Dataset records ->
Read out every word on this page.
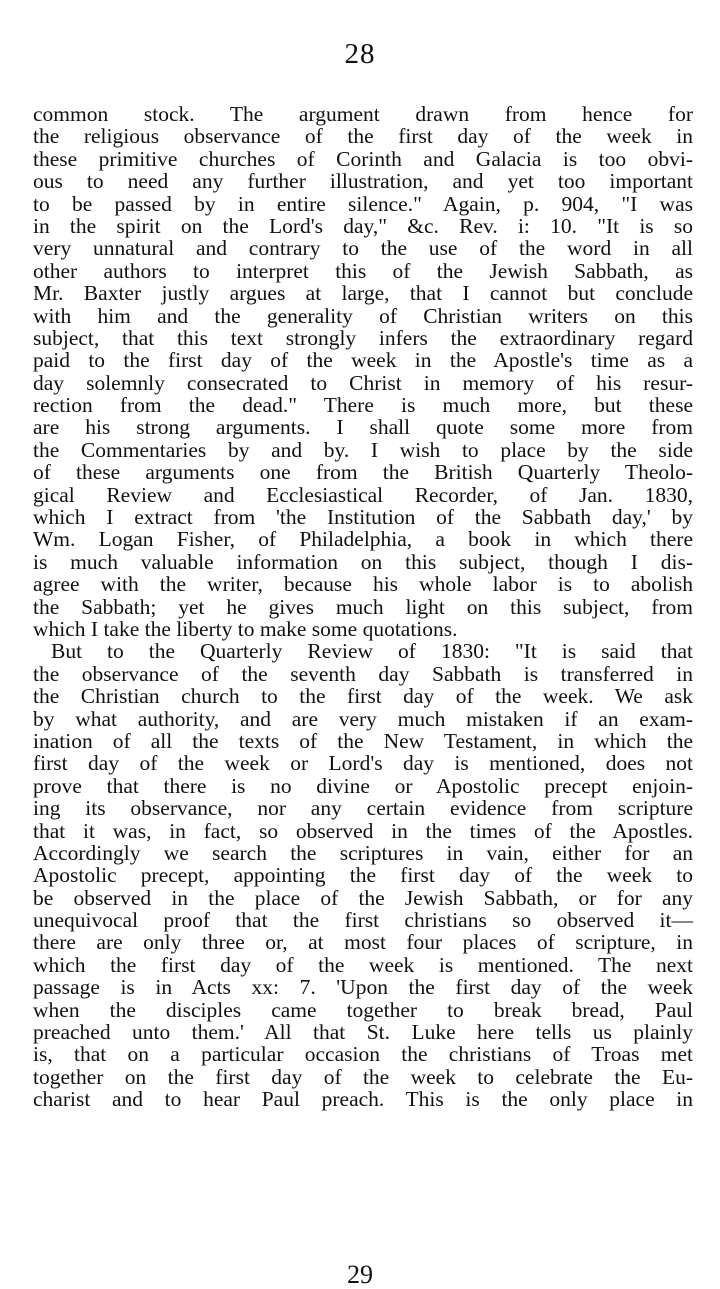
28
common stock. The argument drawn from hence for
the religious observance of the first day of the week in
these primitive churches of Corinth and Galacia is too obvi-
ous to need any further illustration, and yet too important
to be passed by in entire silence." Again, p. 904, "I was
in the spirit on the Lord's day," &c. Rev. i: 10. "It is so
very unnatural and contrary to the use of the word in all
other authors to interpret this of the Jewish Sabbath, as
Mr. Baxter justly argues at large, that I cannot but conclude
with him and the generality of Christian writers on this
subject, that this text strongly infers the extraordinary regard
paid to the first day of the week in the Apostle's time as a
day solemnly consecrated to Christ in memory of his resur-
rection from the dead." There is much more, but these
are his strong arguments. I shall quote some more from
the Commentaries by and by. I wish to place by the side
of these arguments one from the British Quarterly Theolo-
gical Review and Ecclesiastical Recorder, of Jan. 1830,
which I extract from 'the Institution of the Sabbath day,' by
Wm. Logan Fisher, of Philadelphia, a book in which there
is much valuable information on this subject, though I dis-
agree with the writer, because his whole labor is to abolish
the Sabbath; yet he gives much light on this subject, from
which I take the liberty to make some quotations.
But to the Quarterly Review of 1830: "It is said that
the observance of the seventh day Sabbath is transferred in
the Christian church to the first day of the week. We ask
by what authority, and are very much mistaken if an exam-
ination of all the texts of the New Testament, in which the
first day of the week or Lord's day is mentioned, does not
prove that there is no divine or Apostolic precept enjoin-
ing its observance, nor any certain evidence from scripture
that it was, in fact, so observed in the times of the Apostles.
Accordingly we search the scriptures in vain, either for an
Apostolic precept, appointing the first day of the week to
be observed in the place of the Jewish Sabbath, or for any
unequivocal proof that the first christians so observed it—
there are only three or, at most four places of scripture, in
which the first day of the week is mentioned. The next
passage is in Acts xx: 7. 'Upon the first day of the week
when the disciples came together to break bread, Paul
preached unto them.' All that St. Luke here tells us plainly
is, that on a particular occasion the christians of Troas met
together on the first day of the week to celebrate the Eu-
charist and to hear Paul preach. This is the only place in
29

Prompt -> Filter the listing for the word "from" and copy every line that holds it.

Written answer ->
common stock. The argument drawn from hence for
rection from the dead." There is much more, but these
are his strong arguments. I shall quote some more from
of these arguments one from the British Quarterly Theolo-
which I extract from 'the Institution of the Sabbath day,' by
the Sabbath; yet he gives much light on this subject, from
ing its observance, nor any certain evidence from scripture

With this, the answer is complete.